++++ DATA PROVIDED

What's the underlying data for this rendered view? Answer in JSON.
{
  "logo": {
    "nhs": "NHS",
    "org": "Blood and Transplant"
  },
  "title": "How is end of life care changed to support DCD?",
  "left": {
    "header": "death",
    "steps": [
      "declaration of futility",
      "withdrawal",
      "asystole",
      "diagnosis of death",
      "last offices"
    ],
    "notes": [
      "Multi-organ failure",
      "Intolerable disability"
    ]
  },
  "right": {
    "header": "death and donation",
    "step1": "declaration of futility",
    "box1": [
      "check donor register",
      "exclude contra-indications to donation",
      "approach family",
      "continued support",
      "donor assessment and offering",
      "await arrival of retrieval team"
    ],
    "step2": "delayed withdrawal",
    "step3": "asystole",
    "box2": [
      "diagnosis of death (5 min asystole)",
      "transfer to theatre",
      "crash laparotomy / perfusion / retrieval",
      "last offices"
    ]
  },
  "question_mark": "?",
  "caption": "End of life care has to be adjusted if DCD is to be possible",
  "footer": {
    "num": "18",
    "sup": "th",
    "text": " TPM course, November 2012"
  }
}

++++++++
++++ DATA PROVIDED

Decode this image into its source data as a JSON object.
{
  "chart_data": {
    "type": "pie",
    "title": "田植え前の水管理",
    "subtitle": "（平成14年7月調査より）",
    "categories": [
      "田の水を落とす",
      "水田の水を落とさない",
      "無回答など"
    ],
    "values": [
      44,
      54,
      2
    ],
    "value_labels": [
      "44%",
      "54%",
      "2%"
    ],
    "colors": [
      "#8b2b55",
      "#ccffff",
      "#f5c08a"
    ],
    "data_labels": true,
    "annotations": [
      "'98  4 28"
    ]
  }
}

++++++++

EXERCISE REQUIREMENTS
Copy each line of the listing that includes "support".

FINISHED ANSWER
  "title": "How is end of life care changed to support DCD?",
      "continued support",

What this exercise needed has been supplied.